[Items from a dataset]
..............................

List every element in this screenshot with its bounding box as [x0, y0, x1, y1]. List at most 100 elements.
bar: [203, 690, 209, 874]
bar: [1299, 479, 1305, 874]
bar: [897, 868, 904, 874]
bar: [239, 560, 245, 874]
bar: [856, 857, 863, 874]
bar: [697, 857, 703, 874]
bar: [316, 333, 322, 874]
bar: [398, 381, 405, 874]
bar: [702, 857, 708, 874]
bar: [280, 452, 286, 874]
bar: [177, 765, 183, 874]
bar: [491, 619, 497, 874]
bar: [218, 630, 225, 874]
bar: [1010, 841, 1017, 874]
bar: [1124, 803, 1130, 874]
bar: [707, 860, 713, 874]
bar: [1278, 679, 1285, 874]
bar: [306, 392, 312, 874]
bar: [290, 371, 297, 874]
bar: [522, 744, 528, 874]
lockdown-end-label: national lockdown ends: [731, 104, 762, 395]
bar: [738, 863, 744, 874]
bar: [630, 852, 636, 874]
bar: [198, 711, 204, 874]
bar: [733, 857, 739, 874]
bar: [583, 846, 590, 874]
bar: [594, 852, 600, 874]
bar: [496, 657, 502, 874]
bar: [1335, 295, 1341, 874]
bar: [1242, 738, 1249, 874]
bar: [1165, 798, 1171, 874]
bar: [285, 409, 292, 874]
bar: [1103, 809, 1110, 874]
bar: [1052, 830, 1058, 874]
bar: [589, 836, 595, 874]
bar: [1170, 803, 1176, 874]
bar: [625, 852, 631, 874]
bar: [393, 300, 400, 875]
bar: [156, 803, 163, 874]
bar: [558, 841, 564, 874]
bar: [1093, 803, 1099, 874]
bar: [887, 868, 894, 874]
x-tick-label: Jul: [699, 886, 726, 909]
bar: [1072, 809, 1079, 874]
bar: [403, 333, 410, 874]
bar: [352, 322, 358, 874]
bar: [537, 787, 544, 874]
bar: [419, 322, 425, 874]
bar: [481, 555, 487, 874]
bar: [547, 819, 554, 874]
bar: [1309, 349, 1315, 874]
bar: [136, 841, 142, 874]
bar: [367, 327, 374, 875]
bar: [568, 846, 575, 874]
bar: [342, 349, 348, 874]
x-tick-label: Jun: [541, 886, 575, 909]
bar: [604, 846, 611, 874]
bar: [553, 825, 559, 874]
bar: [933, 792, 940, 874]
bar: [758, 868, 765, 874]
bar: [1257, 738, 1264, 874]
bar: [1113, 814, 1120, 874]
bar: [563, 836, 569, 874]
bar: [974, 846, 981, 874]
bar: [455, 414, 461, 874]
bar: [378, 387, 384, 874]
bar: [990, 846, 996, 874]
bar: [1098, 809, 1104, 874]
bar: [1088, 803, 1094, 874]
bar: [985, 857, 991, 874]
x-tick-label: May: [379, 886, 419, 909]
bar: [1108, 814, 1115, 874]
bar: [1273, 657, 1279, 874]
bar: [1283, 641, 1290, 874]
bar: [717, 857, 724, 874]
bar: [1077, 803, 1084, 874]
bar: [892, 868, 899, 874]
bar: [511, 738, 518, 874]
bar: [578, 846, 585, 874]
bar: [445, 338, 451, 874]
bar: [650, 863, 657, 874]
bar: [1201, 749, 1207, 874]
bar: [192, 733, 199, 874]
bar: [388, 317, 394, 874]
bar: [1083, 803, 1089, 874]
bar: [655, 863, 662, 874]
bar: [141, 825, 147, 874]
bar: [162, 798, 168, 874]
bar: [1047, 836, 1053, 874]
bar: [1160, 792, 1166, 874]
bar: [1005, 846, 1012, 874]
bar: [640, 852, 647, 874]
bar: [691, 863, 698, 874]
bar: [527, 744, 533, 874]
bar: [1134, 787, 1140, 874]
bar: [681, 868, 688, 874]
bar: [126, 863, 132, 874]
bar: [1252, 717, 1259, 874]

..............................

#### Given request
Reproduce each line of the items above verbatim, from start to finish.

#### Full solution
List every element in this screenshot with its bounding box as [x0, y0, x1, y1]. List at most 100 elements.
bar: [203, 690, 209, 874]
bar: [1299, 479, 1305, 874]
bar: [897, 868, 904, 874]
bar: [239, 560, 245, 874]
bar: [856, 857, 863, 874]
bar: [697, 857, 703, 874]
bar: [316, 333, 322, 874]
bar: [398, 381, 405, 874]
bar: [702, 857, 708, 874]
bar: [280, 452, 286, 874]
bar: [177, 765, 183, 874]
bar: [491, 619, 497, 874]
bar: [218, 630, 225, 874]
bar: [1010, 841, 1017, 874]
bar: [1124, 803, 1130, 874]
bar: [707, 860, 713, 874]
bar: [1278, 679, 1285, 874]
bar: [306, 392, 312, 874]
bar: [290, 371, 297, 874]
bar: [522, 744, 528, 874]
lockdown-end-label: national lockdown ends: [731, 104, 762, 395]
bar: [738, 863, 744, 874]
bar: [630, 852, 636, 874]
bar: [198, 711, 204, 874]
bar: [733, 857, 739, 874]
bar: [583, 846, 590, 874]
bar: [594, 852, 600, 874]
bar: [496, 657, 502, 874]
bar: [1335, 295, 1341, 874]
bar: [1242, 738, 1249, 874]
bar: [1165, 798, 1171, 874]
bar: [285, 409, 292, 874]
bar: [1103, 809, 1110, 874]
bar: [1052, 830, 1058, 874]
bar: [589, 836, 595, 874]
bar: [1170, 803, 1176, 874]
bar: [625, 852, 631, 874]
bar: [393, 300, 400, 875]
bar: [156, 803, 163, 874]
bar: [558, 841, 564, 874]
bar: [1093, 803, 1099, 874]
bar: [887, 868, 894, 874]
x-tick-label: Jul: [699, 886, 726, 909]
bar: [1072, 809, 1079, 874]
bar: [403, 333, 410, 874]
bar: [352, 322, 358, 874]
bar: [537, 787, 544, 874]
bar: [419, 322, 425, 874]
bar: [481, 555, 487, 874]
bar: [547, 819, 554, 874]
bar: [1309, 349, 1315, 874]
bar: [136, 841, 142, 874]
bar: [367, 327, 374, 875]
bar: [568, 846, 575, 874]
bar: [342, 349, 348, 874]
x-tick-label: Jun: [541, 886, 575, 909]
bar: [604, 846, 611, 874]
bar: [553, 825, 559, 874]
bar: [933, 792, 940, 874]
bar: [758, 868, 765, 874]
bar: [1257, 738, 1264, 874]
bar: [1113, 814, 1120, 874]
bar: [563, 836, 569, 874]
bar: [974, 846, 981, 874]
bar: [455, 414, 461, 874]
bar: [378, 387, 384, 874]
bar: [990, 846, 996, 874]
bar: [1098, 809, 1104, 874]
bar: [1088, 803, 1094, 874]
bar: [985, 857, 991, 874]
x-tick-label: May: [379, 886, 419, 909]
bar: [1108, 814, 1115, 874]
bar: [1273, 657, 1279, 874]
bar: [1283, 641, 1290, 874]
bar: [717, 857, 724, 874]
bar: [1077, 803, 1084, 874]
bar: [892, 868, 899, 874]
bar: [511, 738, 518, 874]
bar: [578, 846, 585, 874]
bar: [445, 338, 451, 874]
bar: [650, 863, 657, 874]
bar: [1201, 749, 1207, 874]
bar: [192, 733, 199, 874]
bar: [388, 317, 394, 874]
bar: [1083, 803, 1089, 874]
bar: [655, 863, 662, 874]
bar: [141, 825, 147, 874]
bar: [162, 798, 168, 874]
bar: [1047, 836, 1053, 874]
bar: [1160, 792, 1166, 874]
bar: [1005, 846, 1012, 874]
bar: [640, 852, 647, 874]
bar: [691, 863, 698, 874]
bar: [527, 744, 533, 874]
bar: [1134, 787, 1140, 874]
bar: [681, 868, 688, 874]
bar: [126, 863, 132, 874]
bar: [1252, 717, 1259, 874]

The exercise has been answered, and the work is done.